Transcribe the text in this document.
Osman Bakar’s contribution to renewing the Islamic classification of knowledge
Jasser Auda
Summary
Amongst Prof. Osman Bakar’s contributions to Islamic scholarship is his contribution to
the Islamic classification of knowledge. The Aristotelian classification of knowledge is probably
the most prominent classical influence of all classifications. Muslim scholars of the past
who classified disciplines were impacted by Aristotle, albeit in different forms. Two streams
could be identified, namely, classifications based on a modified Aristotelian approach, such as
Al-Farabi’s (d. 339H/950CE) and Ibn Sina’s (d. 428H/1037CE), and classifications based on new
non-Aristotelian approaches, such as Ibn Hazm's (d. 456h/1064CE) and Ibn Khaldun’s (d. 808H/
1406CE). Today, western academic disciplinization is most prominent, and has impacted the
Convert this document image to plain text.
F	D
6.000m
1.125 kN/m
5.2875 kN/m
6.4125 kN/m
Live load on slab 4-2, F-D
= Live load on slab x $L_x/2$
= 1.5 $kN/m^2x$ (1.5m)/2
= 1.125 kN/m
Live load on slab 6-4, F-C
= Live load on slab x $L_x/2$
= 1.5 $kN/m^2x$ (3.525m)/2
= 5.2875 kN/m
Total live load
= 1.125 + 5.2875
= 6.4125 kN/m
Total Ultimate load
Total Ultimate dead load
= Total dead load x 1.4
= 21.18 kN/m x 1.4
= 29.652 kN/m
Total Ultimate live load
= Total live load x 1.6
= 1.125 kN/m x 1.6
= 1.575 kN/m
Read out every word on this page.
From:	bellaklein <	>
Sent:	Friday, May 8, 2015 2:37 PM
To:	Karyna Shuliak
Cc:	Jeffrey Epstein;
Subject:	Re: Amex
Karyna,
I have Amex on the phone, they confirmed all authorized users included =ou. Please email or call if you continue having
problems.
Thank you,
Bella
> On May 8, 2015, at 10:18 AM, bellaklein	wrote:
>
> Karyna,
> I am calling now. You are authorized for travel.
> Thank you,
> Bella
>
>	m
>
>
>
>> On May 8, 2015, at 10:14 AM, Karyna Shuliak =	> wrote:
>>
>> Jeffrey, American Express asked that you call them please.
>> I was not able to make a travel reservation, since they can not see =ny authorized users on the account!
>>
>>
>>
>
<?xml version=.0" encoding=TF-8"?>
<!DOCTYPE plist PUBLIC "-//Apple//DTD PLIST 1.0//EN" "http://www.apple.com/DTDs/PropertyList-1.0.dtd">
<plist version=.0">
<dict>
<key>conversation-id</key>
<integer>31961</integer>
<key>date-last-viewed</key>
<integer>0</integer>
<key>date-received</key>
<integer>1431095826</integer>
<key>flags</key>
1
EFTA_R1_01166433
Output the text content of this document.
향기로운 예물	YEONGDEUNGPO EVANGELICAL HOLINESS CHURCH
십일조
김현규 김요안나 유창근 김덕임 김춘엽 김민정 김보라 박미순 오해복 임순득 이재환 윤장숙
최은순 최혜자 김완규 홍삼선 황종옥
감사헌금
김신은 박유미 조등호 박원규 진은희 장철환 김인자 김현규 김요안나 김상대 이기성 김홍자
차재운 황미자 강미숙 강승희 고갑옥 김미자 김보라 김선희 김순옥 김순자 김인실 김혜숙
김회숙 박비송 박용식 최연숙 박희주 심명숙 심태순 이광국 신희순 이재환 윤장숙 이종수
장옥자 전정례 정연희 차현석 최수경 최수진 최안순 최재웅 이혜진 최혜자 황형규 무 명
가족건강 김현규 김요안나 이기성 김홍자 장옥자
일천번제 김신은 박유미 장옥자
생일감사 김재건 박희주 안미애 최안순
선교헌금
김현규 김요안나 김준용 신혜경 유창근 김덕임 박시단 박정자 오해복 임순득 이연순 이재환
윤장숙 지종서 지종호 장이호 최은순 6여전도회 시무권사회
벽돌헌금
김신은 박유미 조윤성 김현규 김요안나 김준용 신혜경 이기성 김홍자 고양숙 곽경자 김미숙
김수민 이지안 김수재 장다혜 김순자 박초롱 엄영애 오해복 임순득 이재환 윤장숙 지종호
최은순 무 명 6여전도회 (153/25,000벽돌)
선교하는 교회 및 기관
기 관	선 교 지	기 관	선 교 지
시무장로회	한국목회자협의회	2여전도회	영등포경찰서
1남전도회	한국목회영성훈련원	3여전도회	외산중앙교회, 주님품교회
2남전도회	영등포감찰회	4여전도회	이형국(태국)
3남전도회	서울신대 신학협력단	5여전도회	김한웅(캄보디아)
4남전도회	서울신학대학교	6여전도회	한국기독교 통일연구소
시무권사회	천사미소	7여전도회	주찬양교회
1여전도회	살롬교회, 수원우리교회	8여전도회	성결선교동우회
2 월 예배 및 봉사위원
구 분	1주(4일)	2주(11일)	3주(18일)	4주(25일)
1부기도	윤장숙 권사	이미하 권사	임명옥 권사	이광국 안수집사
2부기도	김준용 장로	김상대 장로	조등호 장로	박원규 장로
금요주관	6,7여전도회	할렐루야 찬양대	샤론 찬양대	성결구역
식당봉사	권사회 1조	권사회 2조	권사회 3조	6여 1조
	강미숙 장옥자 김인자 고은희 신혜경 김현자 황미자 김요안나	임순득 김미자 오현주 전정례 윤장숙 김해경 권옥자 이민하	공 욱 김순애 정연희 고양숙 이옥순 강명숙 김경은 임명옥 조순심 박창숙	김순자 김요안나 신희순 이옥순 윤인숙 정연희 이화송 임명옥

....

§ Short task: Of the lines in the entries, how many include the word "version"? State only the number.

§ Solution to the problem: 2